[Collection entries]
┌──
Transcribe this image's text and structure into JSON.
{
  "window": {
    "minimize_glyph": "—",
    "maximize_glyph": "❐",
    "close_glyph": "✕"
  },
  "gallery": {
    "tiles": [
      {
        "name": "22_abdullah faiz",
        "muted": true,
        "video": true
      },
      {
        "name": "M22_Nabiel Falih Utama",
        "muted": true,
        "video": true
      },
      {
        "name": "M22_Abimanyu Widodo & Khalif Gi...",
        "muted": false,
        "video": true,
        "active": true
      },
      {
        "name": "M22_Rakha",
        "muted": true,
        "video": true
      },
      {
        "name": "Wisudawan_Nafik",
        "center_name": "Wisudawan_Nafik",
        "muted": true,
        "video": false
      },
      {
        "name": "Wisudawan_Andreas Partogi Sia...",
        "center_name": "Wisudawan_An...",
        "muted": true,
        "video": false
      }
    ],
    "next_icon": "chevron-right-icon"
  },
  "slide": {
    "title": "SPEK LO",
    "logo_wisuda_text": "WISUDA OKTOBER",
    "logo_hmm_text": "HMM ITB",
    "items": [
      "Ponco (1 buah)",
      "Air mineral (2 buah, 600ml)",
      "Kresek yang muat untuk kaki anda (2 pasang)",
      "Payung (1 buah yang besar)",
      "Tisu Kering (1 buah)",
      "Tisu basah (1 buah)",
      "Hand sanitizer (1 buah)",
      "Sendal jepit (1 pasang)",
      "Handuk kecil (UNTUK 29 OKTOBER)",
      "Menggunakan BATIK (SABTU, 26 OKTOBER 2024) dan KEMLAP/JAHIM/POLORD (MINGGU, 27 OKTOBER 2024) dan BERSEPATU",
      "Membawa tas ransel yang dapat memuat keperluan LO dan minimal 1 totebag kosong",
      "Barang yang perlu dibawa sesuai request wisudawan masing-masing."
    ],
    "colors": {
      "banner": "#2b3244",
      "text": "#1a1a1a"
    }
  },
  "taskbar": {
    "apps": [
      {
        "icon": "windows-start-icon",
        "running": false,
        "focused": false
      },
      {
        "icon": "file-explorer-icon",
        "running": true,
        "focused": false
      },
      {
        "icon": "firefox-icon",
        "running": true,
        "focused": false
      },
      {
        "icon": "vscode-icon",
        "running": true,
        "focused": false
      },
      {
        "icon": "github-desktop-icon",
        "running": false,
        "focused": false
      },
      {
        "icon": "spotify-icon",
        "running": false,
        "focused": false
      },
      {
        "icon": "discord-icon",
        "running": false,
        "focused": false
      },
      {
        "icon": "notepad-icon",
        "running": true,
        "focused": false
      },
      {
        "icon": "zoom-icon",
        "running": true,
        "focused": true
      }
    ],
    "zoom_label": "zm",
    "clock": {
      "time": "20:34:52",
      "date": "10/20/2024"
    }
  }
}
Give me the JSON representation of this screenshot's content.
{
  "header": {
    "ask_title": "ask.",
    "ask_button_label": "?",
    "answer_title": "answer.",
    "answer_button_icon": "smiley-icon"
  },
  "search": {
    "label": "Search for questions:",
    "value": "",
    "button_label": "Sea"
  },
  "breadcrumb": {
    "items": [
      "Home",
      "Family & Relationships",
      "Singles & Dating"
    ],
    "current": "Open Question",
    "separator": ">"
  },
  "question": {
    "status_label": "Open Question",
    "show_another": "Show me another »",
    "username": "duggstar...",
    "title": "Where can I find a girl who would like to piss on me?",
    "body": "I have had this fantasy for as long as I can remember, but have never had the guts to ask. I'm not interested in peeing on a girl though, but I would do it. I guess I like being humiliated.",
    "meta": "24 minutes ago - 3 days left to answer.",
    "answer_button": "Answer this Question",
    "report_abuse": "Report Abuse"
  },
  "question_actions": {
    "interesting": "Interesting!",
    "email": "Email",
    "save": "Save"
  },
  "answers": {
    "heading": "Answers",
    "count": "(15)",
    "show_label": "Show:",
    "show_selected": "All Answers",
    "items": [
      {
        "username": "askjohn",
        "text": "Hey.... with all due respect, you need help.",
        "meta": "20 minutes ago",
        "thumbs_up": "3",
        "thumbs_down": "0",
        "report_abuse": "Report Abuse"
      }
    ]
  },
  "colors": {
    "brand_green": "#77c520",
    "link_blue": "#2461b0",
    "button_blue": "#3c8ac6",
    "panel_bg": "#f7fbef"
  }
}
└──
SET TASK
Print out every entry, keeping each one exact.

PROBLEM SOLUTION
Transcribe this image's text and structure into JSON.
{
  "window": {
    "minimize_glyph": "—",
    "maximize_glyph": "❐",
    "close_glyph": "✕"
  },
  "gallery": {
    "tiles": [
      {
        "name": "22_abdullah faiz",
        "muted": true,
        "video": true
      },
      {
        "name": "M22_Nabiel Falih Utama",
        "muted": true,
        "video": true
      },
      {
        "name": "M22_Abimanyu Widodo & Khalif Gi...",
        "muted": false,
        "video": true,
        "active": true
      },
      {
        "name": "M22_Rakha",
        "muted": true,
        "video": true
      },
      {
        "name": "Wisudawan_Nafik",
        "center_name": "Wisudawan_Nafik",
        "muted": true,
        "video": false
      },
      {
        "name": "Wisudawan_Andreas Partogi Sia...",
        "center_name": "Wisudawan_An...",
        "muted": true,
        "video": false
      }
    ],
    "next_icon": "chevron-right-icon"
  },
  "slide": {
    "title": "SPEK LO",
    "logo_wisuda_text": "WISUDA OKTOBER",
    "logo_hmm_text": "HMM ITB",
    "items": [
      "Ponco (1 buah)",
      "Air mineral (2 buah, 600ml)",
      "Kresek yang muat untuk kaki anda (2 pasang)",
      "Payung (1 buah yang besar)",
      "Tisu Kering (1 buah)",
      "Tisu basah (1 buah)",
      "Hand sanitizer (1 buah)",
      "Sendal jepit (1 pasang)",
      "Handuk kecil (UNTUK 29 OKTOBER)",
      "Menggunakan BATIK (SABTU, 26 OKTOBER 2024) dan KEMLAP/JAHIM/POLORD (MINGGU, 27 OKTOBER 2024) dan BERSEPATU",
      "Membawa tas ransel yang dapat memuat keperluan LO dan minimal 1 totebag kosong",
      "Barang yang perlu dibawa sesuai request wisudawan masing-masing."
    ],
    "colors": {
      "banner": "#2b3244",
      "text": "#1a1a1a"
    }
  },
  "taskbar": {
    "apps": [
      {
        "icon": "windows-start-icon",
        "running": false,
        "focused": false
      },
      {
        "icon": "file-explorer-icon",
        "running": true,
        "focused": false
      },
      {
        "icon": "firefox-icon",
        "running": true,
        "focused": false
      },
      {
        "icon": "vscode-icon",
        "running": true,
        "focused": false
      },
      {
        "icon": "github-desktop-icon",
        "running": false,
        "focused": false
      },
      {
        "icon": "spotify-icon",
        "running": false,
        "focused": false
      },
      {
        "icon": "discord-icon",
        "running": false,
        "focused": false
      },
      {
        "icon": "notepad-icon",
        "running": true,
        "focused": false
      },
      {
        "icon": "zoom-icon",
        "running": true,
        "focused": true
      }
    ],
    "zoom_label": "zm",
    "clock": {
      "time": "20:34:52",
      "date": "10/20/2024"
    }
  }
}
Give me the JSON representation of this screenshot's content.
{
  "header": {
    "ask_title": "ask.",
    "ask_button_label": "?",
    "answer_title": "answer.",
    "answer_button_icon": "smiley-icon"
  },
  "search": {
    "label": "Search for questions:",
    "value": "",
    "button_label": "Sea"
  },
  "breadcrumb": {
    "items": [
      "Home",
      "Family & Relationships",
      "Singles & Dating"
    ],
    "current": "Open Question",
    "separator": ">"
  },
  "question": {
    "status_label": "Open Question",
    "show_another": "Show me another »",
    "username": "duggstar...",
    "title": "Where can I find a girl who would like to piss on me?",
    "body": "I have had this fantasy for as long as I can remember, but have never had the guts to ask. I'm not interested in peeing on a girl though, but I would do it. I guess I like being humiliated.",
    "meta": "24 minutes ago - 3 days left to answer.",
    "answer_button": "Answer this Question",
    "report_abuse": "Report Abuse"
  },
  "question_actions": {
    "interesting": "Interesting!",
    "email": "Email",
    "save": "Save"
  },
  "answers": {
    "heading": "Answers",
    "count": "(15)",
    "show_label": "Show:",
    "show_selected": "All Answers",
    "items": [
      {
        "username": "askjohn",
        "text": "Hey.... with all due respect, you need help.",
        "meta": "20 minutes ago",
        "thumbs_up": "3",
        "thumbs_down": "0",
        "report_abuse": "Report Abuse"
      }
    ]
  },
  "colors": {
    "brand_green": "#77c520",
    "link_blue": "#2461b0",
    "button_blue": "#3c8ac6",
    "panel_bg": "#f7fbef"
  }
}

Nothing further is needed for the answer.